TEXT FOR ANALYSIS -
==================================================
Those fortunate enough to have a job in 1933 were, however, not immune from persecution. Jews serving the public was a concept which did not fit into the Nazis’ view of the world. It was the basis of the NSDAP’s ideology that all problems were to be solved if one simply removed Jews from the “Volksgemeinschaft” altogether.
The first steps were taken on a regional rather than a national level. The municipal government of Berlin, on the 18th of March 1933, issued the order:
“Jewish attorneys and notaries may in future not be active regarding the legal affairs of the city of Berlin.”
Along with Jews working in the legal system, Jewish doctors were targeted especially harshly and early on. On the 31st of March of the same year, the public health insurance company announced it would no longer reimburse the costs of treatment by a Jewish doctor, starting the following day.
Though technically not an employment ban, it was a decision aiming to severely limit the number of patients that Jewish doctors would receive, simply by making it uneconomical for the public to seek treatment from them. Jewish doctors were fully banned from practicing on the 25.07.1938.
Various other employment bans followed: in 1933 for judges, teachers, civil servants, tutors; in 1934 actors, authors; in 1935 art dealers, musicians; in 1936 veterinarians, journalists (having to prove both their and their spouse’s Aryan heritage starting 1800), and others.
Jews in the “Volksgemeinschaft”, were, according to the Nazis’ propaganda, responsible for evils like Germany’s WWI defeat and the hardship its people had to endure. Barring them from working, especially in the public sector, de-facto removed them from German society. Aside from public offices, intellectuals were the most targeted – Jewish doctors curing Germans’ diseases and saving their lives or Jewish professors teaching Germany’s future elite at the country’s top universities didn’t mix well with the light the Nazis were portraying the Jews in.
The German arts were “cleansed” of the “Jewish threat”, as it was called. Previously, Jewish representation in the arts had been disproportionately high, in the eyes of the new leaders posing a risk to be eliminated. Visual arts and literature had the ability to subvert NSDAP in a more subtle but unmistakable way, and therefore were a target for the Nazis. They replaced them with their own art styles, commonly showing strong, Aryan men in uniforms and BDM girls. “Degenerate art” was cracked down on.
Overall, the occupational bans on Jews aimed at increasing the division in society between “Germans” and Jews, taking away financial and personal stability for Jewish families and individuals, and limiting their influence in Germany’s civil society.
Reactions to the initial Nazi advances were indifferent at best; acts of resistance, such as entering the Jewish stores blockaded by the 1933 boycott, were few and far between. Antisemitism was welcomed by sizable chunks of the population, not least importantly by the Catholic and Protestant churches. Marginalization of Jews was now perceived as the norm in German conscience.
==================================================
[Document understanding data]
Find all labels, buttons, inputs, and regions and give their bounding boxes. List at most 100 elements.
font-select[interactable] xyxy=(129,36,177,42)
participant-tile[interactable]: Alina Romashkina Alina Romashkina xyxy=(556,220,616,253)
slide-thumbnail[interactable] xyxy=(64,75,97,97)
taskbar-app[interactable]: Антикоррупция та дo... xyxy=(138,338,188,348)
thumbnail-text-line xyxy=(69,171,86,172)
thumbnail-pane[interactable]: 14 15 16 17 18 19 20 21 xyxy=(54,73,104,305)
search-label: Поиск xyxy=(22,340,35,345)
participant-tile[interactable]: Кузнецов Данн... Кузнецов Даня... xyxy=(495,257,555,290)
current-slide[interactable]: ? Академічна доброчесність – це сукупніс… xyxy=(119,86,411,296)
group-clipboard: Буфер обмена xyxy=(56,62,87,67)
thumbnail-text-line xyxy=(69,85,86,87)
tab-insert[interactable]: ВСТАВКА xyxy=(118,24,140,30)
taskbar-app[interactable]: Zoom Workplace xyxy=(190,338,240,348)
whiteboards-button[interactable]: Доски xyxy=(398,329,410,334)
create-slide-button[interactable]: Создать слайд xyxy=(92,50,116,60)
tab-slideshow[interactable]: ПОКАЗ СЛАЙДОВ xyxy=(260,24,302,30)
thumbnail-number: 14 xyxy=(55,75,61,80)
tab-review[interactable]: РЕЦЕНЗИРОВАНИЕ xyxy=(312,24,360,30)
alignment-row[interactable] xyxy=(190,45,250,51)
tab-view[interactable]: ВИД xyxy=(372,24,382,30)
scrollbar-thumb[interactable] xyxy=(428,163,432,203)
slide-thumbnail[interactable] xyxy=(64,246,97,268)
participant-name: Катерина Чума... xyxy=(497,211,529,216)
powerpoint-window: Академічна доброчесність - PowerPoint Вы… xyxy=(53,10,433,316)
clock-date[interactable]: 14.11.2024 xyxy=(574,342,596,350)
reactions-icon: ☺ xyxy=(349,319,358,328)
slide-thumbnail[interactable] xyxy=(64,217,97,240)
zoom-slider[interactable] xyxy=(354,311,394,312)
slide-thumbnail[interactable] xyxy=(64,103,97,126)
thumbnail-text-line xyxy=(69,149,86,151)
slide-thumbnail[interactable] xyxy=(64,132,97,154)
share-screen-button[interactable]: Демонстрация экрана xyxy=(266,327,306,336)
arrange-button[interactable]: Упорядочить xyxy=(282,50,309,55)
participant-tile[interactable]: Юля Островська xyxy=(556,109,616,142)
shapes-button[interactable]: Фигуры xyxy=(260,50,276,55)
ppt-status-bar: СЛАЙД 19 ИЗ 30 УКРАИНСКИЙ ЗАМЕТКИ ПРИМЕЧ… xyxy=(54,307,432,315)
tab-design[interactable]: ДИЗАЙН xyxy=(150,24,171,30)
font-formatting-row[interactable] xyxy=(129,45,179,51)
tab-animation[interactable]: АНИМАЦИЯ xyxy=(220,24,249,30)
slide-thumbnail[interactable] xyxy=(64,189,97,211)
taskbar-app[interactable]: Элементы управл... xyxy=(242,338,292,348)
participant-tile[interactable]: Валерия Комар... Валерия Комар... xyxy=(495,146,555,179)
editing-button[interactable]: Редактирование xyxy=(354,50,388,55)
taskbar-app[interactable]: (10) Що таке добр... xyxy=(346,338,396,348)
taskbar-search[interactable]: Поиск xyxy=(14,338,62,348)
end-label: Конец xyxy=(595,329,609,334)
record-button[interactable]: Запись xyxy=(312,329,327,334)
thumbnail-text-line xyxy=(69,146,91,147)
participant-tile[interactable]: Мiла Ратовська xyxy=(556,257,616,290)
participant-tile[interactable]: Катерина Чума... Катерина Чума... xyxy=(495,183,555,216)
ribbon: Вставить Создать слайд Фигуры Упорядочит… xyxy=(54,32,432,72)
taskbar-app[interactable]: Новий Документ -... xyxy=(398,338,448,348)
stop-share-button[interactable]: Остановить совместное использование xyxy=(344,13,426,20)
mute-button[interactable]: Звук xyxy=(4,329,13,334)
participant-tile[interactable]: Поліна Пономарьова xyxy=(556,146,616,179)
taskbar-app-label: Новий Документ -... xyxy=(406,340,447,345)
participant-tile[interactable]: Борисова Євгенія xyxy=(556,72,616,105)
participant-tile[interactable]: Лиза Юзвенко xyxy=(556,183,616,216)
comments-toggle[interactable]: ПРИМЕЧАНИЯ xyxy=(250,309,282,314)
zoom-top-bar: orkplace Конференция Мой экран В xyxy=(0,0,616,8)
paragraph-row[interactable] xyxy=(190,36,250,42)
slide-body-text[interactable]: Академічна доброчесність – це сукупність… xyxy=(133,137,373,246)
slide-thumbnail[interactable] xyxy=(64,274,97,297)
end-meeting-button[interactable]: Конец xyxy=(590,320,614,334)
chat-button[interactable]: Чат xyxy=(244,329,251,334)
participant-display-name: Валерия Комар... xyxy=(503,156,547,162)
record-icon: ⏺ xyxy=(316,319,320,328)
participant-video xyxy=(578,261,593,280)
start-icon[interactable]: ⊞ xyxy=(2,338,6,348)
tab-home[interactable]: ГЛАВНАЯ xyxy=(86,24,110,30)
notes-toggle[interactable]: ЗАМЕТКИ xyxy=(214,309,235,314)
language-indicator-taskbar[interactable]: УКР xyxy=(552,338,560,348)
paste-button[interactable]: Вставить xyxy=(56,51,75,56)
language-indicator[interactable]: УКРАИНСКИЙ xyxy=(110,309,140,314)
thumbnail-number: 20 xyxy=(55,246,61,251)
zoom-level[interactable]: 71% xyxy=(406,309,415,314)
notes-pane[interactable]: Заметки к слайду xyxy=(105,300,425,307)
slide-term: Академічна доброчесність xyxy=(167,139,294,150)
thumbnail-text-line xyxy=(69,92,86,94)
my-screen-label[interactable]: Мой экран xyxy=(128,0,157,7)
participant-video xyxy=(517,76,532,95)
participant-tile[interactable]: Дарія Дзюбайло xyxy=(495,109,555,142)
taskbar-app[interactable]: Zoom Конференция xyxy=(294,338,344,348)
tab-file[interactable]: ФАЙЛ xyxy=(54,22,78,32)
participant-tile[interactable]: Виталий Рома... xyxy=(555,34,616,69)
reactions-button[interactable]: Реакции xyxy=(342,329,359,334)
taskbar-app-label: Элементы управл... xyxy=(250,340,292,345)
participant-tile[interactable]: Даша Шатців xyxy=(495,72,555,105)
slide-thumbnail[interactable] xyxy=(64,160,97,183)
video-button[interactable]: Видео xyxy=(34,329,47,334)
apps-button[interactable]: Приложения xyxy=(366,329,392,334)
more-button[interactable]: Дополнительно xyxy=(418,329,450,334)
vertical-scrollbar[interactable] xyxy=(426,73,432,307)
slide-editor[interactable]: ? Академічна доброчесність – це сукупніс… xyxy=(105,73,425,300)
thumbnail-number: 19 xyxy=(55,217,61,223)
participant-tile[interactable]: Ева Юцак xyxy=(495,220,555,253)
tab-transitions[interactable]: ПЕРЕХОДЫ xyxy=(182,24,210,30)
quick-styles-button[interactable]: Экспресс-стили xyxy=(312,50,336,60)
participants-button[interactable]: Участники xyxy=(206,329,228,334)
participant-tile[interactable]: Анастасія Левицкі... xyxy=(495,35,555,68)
==================================================
TASK INSTRUCTIONS -
Copy part of the text on Nazi employment bans: begin at the words "The first steps" and stop after "the following day.". Swap "attorneys" for "lawyers" throughout that part. Please work from the text on Nazi employment bans alone.

ANSWER TO THIS PROBLEM -
The first steps were taken on a regional rather than a national level. The municipal government of Berlin, on the 18th of March 1933, issued the order:
“Jewish lawyers and notaries may in future not be active regarding the legal affairs of the city of Berlin.”
Along with Jews working in the legal system, Jewish doctors were targeted especially harshly and early on. On the 31st of March of the same year, the public health insurance company announced it would no longer reimburse the costs of treatment by a Jewish doctor, starting the following day.